REQUEST
Output the full listing below exactly as it reads, and skip anything that is a picture.

---

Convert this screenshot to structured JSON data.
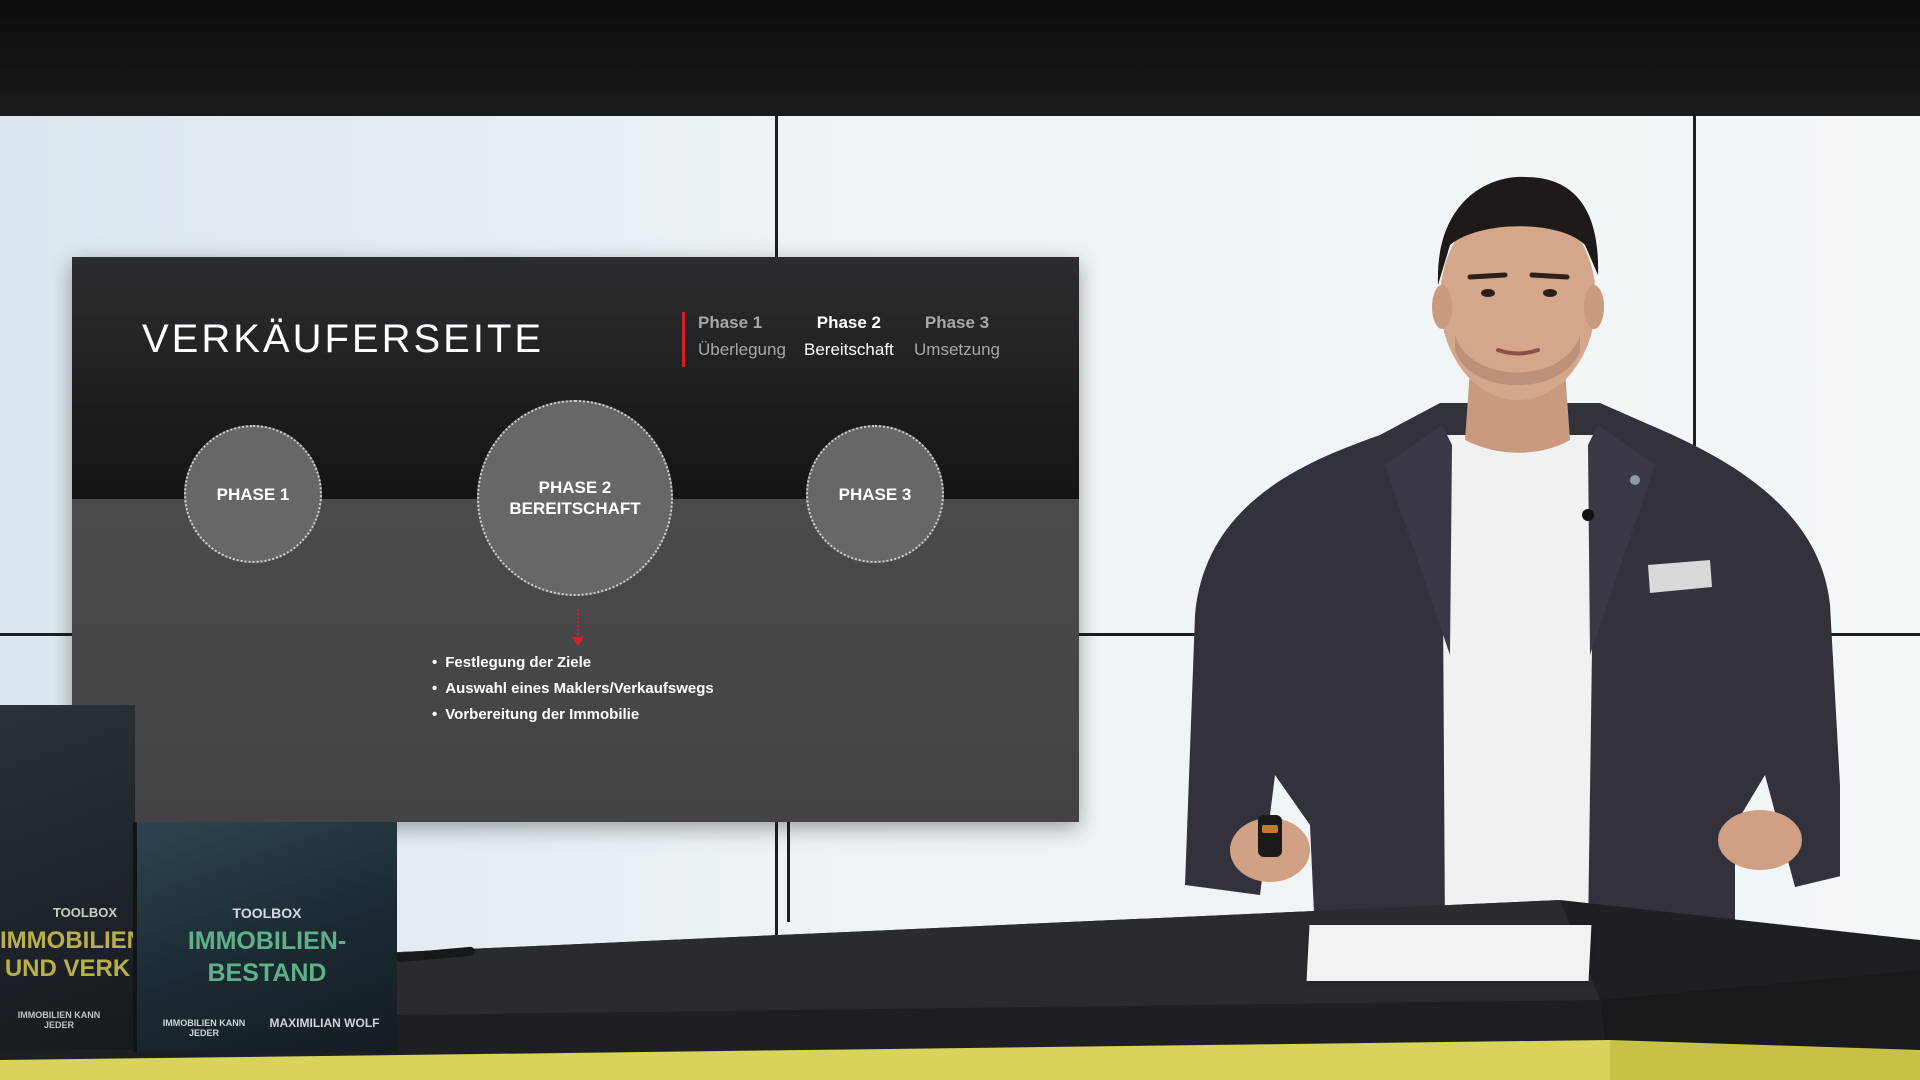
{
  "slide": {
    "title": "VERKÄUFERSEITE",
    "tracker": [
      {
        "number": "Phase 1",
        "label": "Überlegung",
        "active": false
      },
      {
        "number": "Phase 2",
        "label": "Bereitschaft",
        "active": true
      },
      {
        "number": "Phase 3",
        "label": "Umsetzung",
        "active": false
      }
    ],
    "phases": [
      {
        "line1": "PHASE 1",
        "line2": ""
      },
      {
        "line1": "PHASE 2",
        "line2": "BEREITSCHAFT"
      },
      {
        "line1": "PHASE 3",
        "line2": ""
      }
    ],
    "bullets": [
      "Festlegung der Ziele",
      "Auswahl eines Maklers/Verkaufswegs",
      "Vorbereitung der Immobilie"
    ],
    "colors": {
      "accent": "#d61f26",
      "circle": "#676769"
    }
  },
  "books": [
    {
      "series": "TOOLBOX",
      "title": "IMMOBILIEN UND VERK",
      "brand": "IMMOBILIEN KANN JEDER"
    },
    {
      "series": "TOOLBOX",
      "title": "IMMOBILIEN- BESTAND",
      "brand": "IMMOBILIEN KANN JEDER",
      "author": "MAXIMILIAN WOLF"
    }
  ]
}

---

EXERCISE RESPONSE
Convert this screenshot to structured JSON data.
{
  "slide": {
    "title": "VERKÄUFERSEITE",
    "tracker": [
      {
        "number": "Phase 1",
        "label": "Überlegung",
        "active": false
      },
      {
        "number": "Phase 2",
        "label": "Bereitschaft",
        "active": true
      },
      {
        "number": "Phase 3",
        "label": "Umsetzung",
        "active": false
      }
    ],
    "phases": [
      {
        "line1": "PHASE 1",
        "line2": ""
      },
      {
        "line1": "PHASE 2",
        "line2": "BEREITSCHAFT"
      },
      {
        "line1": "PHASE 3",
        "line2": ""
      }
    ],
    "bullets": [
      "Festlegung der Ziele",
      "Auswahl eines Maklers/Verkaufswegs",
      "Vorbereitung der Immobilie"
    ],
    "colors": {
      "accent": "#d61f26",
      "circle": "#676769"
    }
  },
  "books": [
    {
      "series": "TOOLBOX",
      "title": "IMMOBILIEN UND VERK",
      "brand": "IMMOBILIEN KANN JEDER"
    },
    {
      "series": "TOOLBOX",
      "title": "IMMOBILIEN- BESTAND",
      "brand": "IMMOBILIEN KANN JEDER",
      "author": "MAXIMILIAN WOLF"
    }
  ]
}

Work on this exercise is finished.